[What this task involves]:
Copy out all lines of the records in which the word "Presentation" appears.

___ Provided records

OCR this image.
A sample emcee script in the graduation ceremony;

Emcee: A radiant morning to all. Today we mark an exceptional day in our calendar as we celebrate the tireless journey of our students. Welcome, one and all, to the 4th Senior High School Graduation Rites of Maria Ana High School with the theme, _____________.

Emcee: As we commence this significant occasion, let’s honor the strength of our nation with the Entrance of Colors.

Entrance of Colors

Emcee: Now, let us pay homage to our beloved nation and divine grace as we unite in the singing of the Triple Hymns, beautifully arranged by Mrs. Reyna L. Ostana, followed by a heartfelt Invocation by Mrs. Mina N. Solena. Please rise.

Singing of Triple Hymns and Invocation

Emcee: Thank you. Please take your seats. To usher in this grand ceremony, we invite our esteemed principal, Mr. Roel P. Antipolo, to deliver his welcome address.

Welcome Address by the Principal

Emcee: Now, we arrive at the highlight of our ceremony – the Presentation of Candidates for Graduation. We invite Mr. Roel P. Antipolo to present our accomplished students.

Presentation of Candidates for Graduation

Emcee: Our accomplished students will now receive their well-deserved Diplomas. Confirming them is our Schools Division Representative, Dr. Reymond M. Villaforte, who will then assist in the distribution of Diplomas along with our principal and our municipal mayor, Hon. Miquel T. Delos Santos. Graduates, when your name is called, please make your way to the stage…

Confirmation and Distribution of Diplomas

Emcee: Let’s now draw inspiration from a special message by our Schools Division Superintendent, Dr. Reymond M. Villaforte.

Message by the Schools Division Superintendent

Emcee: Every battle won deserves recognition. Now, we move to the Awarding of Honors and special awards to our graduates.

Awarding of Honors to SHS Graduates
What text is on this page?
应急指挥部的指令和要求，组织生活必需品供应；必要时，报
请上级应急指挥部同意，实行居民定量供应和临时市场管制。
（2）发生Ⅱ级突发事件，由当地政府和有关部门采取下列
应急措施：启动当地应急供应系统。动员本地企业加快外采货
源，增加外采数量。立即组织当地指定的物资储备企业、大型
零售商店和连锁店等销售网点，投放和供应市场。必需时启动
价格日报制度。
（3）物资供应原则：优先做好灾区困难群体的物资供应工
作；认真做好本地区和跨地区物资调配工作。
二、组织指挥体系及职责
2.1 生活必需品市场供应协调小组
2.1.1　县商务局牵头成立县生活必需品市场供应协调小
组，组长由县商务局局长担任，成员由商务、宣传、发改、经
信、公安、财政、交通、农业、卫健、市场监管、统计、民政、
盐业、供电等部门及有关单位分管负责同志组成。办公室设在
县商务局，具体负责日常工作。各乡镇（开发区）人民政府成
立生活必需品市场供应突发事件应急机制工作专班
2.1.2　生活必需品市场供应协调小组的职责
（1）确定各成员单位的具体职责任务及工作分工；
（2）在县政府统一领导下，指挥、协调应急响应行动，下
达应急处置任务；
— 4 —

______

[Response for this exercise]:
Emcee: Now, we arrive at the highlight of our ceremony – the Presentation of Candidates for Graduation. We invite Mr. Roel P. Antipolo to present our accomplished students.
Presentation of Candidates for Graduation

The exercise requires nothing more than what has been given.